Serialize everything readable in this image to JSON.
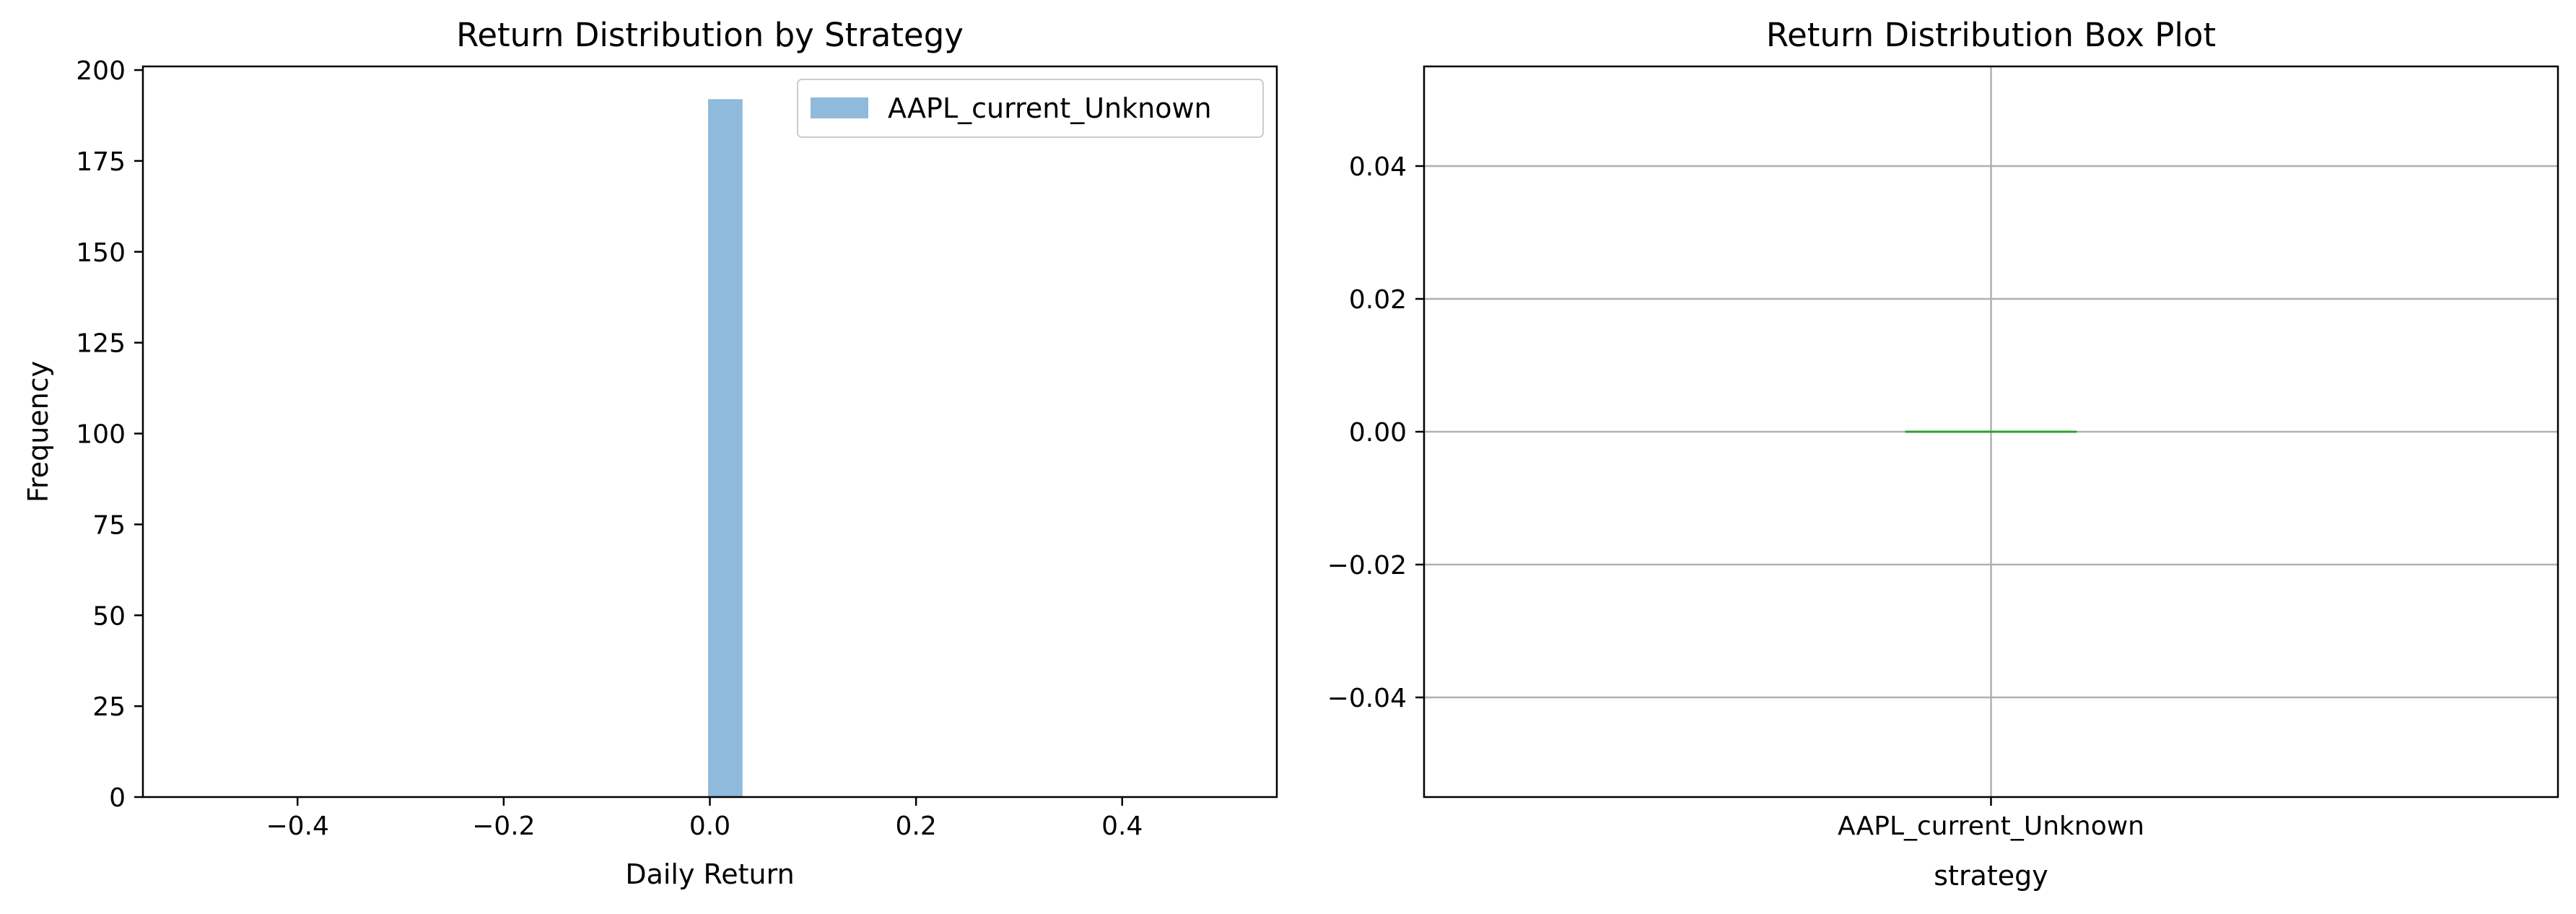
{
  "chart_data": [
    {
      "type": "bar",
      "title": "Return Distribution by Strategy",
      "xlabel": "Daily Return",
      "ylabel": "Frequency",
      "xlim": [
        -0.55,
        0.55
      ],
      "ylim": [
        0,
        201
      ],
      "xticks": [
        -0.4,
        -0.2,
        0.0,
        0.2,
        0.4
      ],
      "xtick_labels": [
        "−0.4",
        "−0.2",
        "0.0",
        "0.2",
        "0.4"
      ],
      "yticks": [
        0,
        25,
        50,
        75,
        100,
        125,
        150,
        175,
        200
      ],
      "ytick_labels": [
        "0",
        "25",
        "50",
        "75",
        "100",
        "125",
        "150",
        "175",
        "200"
      ],
      "grid": false,
      "legend_position": "top-right",
      "series": [
        {
          "name": "AAPL_current_Unknown",
          "color": "#8fbadb",
          "bins": [
            {
              "x0": -0.0017,
              "x1": 0.0317,
              "count": 192
            }
          ]
        }
      ]
    },
    {
      "type": "box",
      "title": "Return Distribution Box Plot",
      "xlabel": "strategy",
      "ylabel": "",
      "ylim": [
        -0.055,
        0.055
      ],
      "yticks": [
        -0.04,
        -0.02,
        0.0,
        0.02,
        0.04
      ],
      "ytick_labels": [
        "−0.04",
        "−0.02",
        "0.00",
        "0.02",
        "0.04"
      ],
      "categories": [
        "AAPL_current_Unknown"
      ],
      "grid": true,
      "boxes": [
        {
          "category": "AAPL_current_Unknown",
          "min": 0.0,
          "q1": 0.0,
          "median": 0.0,
          "q3": 0.0,
          "max": 0.0,
          "median_color": "#2ca02c"
        }
      ]
    }
  ]
}
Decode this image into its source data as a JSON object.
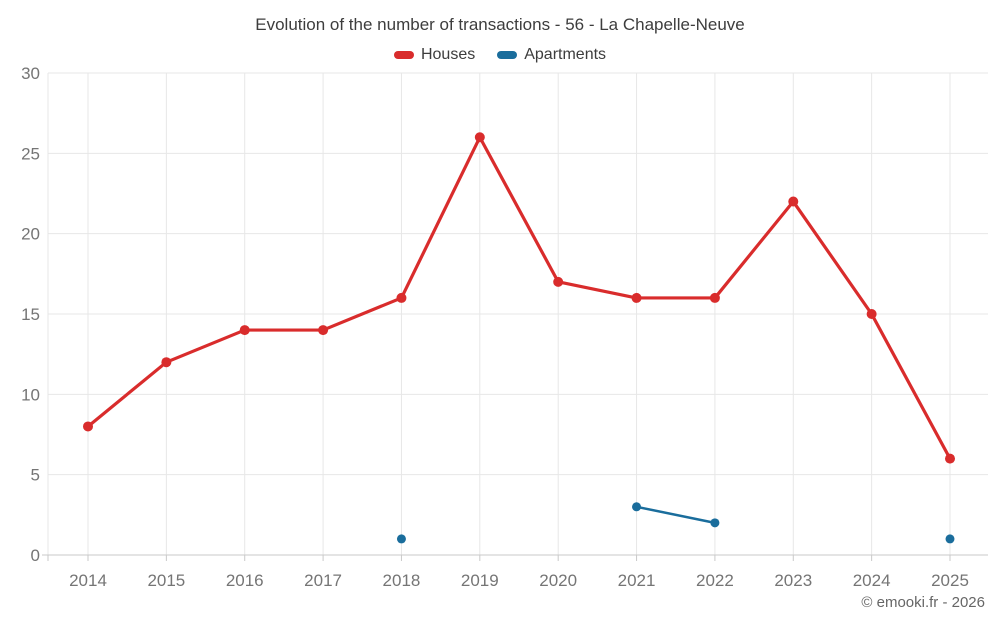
-*-*-
[Task details] Every line of text is to be repeated exactly; pictures are left out.

[Solution]
Serialize everything readable in this image to JSON.
{
  "chart_data": [
    {
      "type": "bar",
      "title": "Return Distribution by Strategy",
      "xlabel": "Daily Return",
      "ylabel": "Frequency",
      "xlim": [
        -0.55,
        0.55
      ],
      "ylim": [
        0,
        201
      ],
      "xticks": [
        -0.4,
        -0.2,
        0.0,
        0.2,
        0.4
      ],
      "xtick_labels": [
        "−0.4",
        "−0.2",
        "0.0",
        "0.2",
        "0.4"
      ],
      "yticks": [
        0,
        25,
        50,
        75,
        100,
        125,
        150,
        175,
        200
      ],
      "ytick_labels": [
        "0",
        "25",
        "50",
        "75",
        "100",
        "125",
        "150",
        "175",
        "200"
      ],
      "grid": false,
      "legend_position": "top-right",
      "series": [
        {
          "name": "AAPL_current_Unknown",
          "color": "#8fbadb",
          "bins": [
            {
              "x0": -0.0017,
              "x1": 0.0317,
              "count": 192
            }
          ]
        }
      ]
    },
    {
      "type": "box",
      "title": "Return Distribution Box Plot",
      "xlabel": "strategy",
      "ylabel": "",
      "ylim": [
        -0.055,
        0.055
      ],
      "yticks": [
        -0.04,
        -0.02,
        0.0,
        0.02,
        0.04
      ],
      "ytick_labels": [
        "−0.04",
        "−0.02",
        "0.00",
        "0.02",
        "0.04"
      ],
      "categories": [
        "AAPL_current_Unknown"
      ],
      "grid": true,
      "boxes": [
        {
          "category": "AAPL_current_Unknown",
          "min": 0.0,
          "q1": 0.0,
          "median": 0.0,
          "q3": 0.0,
          "max": 0.0,
          "median_color": "#2ca02c"
        }
      ]
    }
  ]
}
Decode this image into its source data as a JSON object.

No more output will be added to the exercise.